▶ Exercise prompt:
Copy whichever lines contain the string "Ellen".
-- -- --
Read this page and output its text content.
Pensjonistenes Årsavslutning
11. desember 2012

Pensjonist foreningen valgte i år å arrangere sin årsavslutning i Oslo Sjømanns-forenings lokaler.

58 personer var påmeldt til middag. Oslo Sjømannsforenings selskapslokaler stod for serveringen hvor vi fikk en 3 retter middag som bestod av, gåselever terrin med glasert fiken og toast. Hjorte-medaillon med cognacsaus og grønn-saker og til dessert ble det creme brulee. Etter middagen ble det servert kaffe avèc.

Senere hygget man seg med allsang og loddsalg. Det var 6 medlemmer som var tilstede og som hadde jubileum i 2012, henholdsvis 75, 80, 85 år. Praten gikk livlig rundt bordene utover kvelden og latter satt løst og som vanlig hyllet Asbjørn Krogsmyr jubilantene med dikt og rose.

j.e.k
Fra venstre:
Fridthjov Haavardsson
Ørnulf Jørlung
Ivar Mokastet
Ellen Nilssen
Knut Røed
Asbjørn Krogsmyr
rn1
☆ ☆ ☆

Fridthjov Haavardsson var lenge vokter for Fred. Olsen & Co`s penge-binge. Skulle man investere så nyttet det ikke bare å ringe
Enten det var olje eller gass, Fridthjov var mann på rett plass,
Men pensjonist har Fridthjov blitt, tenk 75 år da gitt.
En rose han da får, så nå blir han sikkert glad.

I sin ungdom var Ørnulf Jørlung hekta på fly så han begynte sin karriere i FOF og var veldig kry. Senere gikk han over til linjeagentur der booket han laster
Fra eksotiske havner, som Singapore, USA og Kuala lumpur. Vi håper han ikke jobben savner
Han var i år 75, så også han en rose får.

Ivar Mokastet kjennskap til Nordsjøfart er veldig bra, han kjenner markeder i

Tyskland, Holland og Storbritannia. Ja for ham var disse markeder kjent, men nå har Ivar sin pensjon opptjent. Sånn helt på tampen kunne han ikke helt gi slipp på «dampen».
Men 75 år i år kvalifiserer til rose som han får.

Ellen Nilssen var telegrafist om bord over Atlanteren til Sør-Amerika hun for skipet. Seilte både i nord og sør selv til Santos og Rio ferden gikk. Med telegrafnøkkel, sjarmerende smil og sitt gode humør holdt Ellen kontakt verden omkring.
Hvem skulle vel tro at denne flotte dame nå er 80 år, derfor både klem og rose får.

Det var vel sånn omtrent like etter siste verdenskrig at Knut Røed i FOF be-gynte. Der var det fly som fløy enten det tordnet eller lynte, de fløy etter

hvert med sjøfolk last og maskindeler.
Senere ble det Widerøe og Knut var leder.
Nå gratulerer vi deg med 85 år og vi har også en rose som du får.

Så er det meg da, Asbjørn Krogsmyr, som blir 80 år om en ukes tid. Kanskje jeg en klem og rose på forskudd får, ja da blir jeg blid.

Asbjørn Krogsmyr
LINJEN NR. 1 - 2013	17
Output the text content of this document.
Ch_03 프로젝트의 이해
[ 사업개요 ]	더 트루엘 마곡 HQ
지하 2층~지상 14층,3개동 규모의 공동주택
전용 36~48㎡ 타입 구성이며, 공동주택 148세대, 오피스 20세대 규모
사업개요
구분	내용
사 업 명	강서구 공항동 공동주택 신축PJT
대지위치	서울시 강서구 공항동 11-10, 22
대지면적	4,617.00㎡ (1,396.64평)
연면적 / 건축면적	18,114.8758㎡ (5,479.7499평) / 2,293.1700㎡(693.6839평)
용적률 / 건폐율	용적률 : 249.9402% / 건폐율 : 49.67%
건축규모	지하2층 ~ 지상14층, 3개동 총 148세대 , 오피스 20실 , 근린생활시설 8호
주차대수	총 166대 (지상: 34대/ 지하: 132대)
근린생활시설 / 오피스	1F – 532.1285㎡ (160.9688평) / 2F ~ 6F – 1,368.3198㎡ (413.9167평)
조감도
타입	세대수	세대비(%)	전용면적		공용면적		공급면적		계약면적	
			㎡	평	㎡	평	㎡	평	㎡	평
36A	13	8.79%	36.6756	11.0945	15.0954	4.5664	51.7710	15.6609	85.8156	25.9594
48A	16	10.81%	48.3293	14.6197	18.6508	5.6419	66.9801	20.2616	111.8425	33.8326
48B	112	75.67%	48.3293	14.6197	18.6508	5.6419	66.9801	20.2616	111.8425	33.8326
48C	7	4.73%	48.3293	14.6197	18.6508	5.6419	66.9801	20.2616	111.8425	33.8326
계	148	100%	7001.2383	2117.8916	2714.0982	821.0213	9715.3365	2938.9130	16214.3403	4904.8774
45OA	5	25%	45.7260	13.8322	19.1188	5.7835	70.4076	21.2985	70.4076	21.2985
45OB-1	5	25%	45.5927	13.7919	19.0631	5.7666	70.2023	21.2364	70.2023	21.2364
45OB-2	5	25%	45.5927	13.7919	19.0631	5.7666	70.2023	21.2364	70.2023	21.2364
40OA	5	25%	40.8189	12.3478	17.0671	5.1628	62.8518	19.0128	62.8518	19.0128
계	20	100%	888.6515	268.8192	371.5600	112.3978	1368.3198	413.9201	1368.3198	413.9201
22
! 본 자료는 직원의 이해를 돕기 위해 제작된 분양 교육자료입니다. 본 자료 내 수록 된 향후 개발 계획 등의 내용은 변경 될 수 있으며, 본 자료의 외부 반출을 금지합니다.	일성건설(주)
-- -- --
▶ Response to this exercise:
Ellen Nilssen
Ellen Nilssen var telegrafist om bord over Atlanteren til Sør-Amerika hun for skipet. Seilte både i nord og sør selv til Santos og Rio ferden gikk. Med telegrafnøkkel, sjarmerende smil og sitt gode humør holdt Ellen kontakt verden omkring.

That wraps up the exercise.